- [WORK TO COMPLETE] Tally up the lines carrying the string "data" and respond with only the resulting number.

- [MATERIAL FOR THIS EXERCISE]

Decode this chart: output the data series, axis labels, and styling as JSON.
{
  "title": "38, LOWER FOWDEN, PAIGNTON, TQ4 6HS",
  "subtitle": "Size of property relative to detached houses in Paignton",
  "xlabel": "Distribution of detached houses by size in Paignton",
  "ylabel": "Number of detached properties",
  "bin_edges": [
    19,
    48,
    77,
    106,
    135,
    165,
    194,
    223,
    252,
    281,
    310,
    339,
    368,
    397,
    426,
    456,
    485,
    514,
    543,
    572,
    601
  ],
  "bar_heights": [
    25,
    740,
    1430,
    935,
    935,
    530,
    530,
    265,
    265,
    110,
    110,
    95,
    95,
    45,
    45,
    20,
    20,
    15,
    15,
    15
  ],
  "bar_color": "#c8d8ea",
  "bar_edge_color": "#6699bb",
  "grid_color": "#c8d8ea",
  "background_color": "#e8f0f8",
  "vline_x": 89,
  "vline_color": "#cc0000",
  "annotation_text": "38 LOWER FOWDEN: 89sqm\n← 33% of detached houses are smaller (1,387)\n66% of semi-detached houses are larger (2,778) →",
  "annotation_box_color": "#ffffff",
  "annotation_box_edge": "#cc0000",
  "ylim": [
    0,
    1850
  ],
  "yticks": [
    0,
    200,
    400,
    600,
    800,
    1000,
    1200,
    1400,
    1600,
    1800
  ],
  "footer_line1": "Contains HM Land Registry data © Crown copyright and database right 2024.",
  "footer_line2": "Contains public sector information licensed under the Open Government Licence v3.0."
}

- [RESPONSE FOR THIS EXERCISE] 2